| Exercise aim |
In this exercise, reproduce all the entries that follow exactly.

| Data lines |
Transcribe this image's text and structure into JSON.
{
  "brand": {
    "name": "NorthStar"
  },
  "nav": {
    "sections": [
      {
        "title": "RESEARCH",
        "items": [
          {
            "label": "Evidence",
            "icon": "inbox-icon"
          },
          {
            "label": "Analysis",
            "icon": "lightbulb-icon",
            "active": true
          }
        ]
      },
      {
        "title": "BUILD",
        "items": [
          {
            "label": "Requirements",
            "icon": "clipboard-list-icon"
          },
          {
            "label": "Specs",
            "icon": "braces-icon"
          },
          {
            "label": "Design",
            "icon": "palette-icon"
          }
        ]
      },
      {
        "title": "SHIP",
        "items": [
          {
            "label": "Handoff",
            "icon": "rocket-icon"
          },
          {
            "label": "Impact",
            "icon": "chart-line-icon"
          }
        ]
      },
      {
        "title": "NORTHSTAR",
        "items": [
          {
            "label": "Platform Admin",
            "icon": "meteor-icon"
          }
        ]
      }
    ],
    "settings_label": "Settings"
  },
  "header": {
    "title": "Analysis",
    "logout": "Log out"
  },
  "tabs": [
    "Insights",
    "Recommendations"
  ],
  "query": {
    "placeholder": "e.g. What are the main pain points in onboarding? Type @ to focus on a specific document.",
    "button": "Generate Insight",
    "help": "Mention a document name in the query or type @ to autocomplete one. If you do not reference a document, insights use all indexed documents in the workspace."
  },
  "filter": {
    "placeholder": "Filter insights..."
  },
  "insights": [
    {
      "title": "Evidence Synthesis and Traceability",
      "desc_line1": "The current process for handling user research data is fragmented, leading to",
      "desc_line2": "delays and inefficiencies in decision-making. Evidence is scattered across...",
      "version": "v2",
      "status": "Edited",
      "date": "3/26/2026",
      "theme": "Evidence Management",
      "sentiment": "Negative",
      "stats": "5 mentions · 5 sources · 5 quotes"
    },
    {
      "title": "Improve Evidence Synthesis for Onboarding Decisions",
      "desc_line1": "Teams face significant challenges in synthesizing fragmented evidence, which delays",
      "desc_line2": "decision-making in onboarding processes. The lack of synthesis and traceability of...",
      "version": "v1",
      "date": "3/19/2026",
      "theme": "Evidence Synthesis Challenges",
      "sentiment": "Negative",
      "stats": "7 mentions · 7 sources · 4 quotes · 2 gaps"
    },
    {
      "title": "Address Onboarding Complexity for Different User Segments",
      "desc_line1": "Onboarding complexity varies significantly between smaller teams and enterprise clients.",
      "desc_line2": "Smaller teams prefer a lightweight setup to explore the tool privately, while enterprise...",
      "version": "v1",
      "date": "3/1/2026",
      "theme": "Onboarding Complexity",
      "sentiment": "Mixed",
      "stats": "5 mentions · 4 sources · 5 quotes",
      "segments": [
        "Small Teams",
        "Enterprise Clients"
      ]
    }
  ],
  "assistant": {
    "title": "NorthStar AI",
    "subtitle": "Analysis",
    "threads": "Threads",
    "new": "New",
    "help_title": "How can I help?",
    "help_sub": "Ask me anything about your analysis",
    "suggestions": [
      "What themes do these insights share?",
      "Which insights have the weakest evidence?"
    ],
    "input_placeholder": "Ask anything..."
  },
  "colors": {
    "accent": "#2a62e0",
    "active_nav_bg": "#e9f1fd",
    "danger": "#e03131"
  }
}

| Written response |
Transcribe this image's text and structure into JSON.
{
  "brand": {
    "name": "NorthStar"
  },
  "nav": {
    "sections": [
      {
        "title": "RESEARCH",
        "items": [
          {
            "label": "Evidence",
            "icon": "inbox-icon"
          },
          {
            "label": "Analysis",
            "icon": "lightbulb-icon",
            "active": true
          }
        ]
      },
      {
        "title": "BUILD",
        "items": [
          {
            "label": "Requirements",
            "icon": "clipboard-list-icon"
          },
          {
            "label": "Specs",
            "icon": "braces-icon"
          },
          {
            "label": "Design",
            "icon": "palette-icon"
          }
        ]
      },
      {
        "title": "SHIP",
        "items": [
          {
            "label": "Handoff",
            "icon": "rocket-icon"
          },
          {
            "label": "Impact",
            "icon": "chart-line-icon"
          }
        ]
      },
      {
        "title": "NORTHSTAR",
        "items": [
          {
            "label": "Platform Admin",
            "icon": "meteor-icon"
          }
        ]
      }
    ],
    "settings_label": "Settings"
  },
  "header": {
    "title": "Analysis",
    "logout": "Log out"
  },
  "tabs": [
    "Insights",
    "Recommendations"
  ],
  "query": {
    "placeholder": "e.g. What are the main pain points in onboarding? Type @ to focus on a specific document.",
    "button": "Generate Insight",
    "help": "Mention a document name in the query or type @ to autocomplete one. If you do not reference a document, insights use all indexed documents in the workspace."
  },
  "filter": {
    "placeholder": "Filter insights..."
  },
  "insights": [
    {
      "title": "Evidence Synthesis and Traceability",
      "desc_line1": "The current process for handling user research data is fragmented, leading to",
      "desc_line2": "delays and inefficiencies in decision-making. Evidence is scattered across...",
      "version": "v2",
      "status": "Edited",
      "date": "3/26/2026",
      "theme": "Evidence Management",
      "sentiment": "Negative",
      "stats": "5 mentions · 5 sources · 5 quotes"
    },
    {
      "title": "Improve Evidence Synthesis for Onboarding Decisions",
      "desc_line1": "Teams face significant challenges in synthesizing fragmented evidence, which delays",
      "desc_line2": "decision-making in onboarding processes. The lack of synthesis and traceability of...",
      "version": "v1",
      "date": "3/19/2026",
      "theme": "Evidence Synthesis Challenges",
      "sentiment": "Negative",
      "stats": "7 mentions · 7 sources · 4 quotes · 2 gaps"
    },
    {
      "title": "Address Onboarding Complexity for Different User Segments",
      "desc_line1": "Onboarding complexity varies significantly between smaller teams and enterprise clients.",
      "desc_line2": "Smaller teams prefer a lightweight setup to explore the tool privately, while enterprise...",
      "version": "v1",
      "date": "3/1/2026",
      "theme": "Onboarding Complexity",
      "sentiment": "Mixed",
      "stats": "5 mentions · 4 sources · 5 quotes",
      "segments": [
        "Small Teams",
        "Enterprise Clients"
      ]
    }
  ],
  "assistant": {
    "title": "NorthStar AI",
    "subtitle": "Analysis",
    "threads": "Threads",
    "new": "New",
    "help_title": "How can I help?",
    "help_sub": "Ask me anything about your analysis",
    "suggestions": [
      "What themes do these insights share?",
      "Which insights have the weakest evidence?"
    ],
    "input_placeholder": "Ask anything..."
  },
  "colors": {
    "accent": "#2a62e0",
    "active_nav_bg": "#e9f1fd",
    "danger": "#e03131"
  }
}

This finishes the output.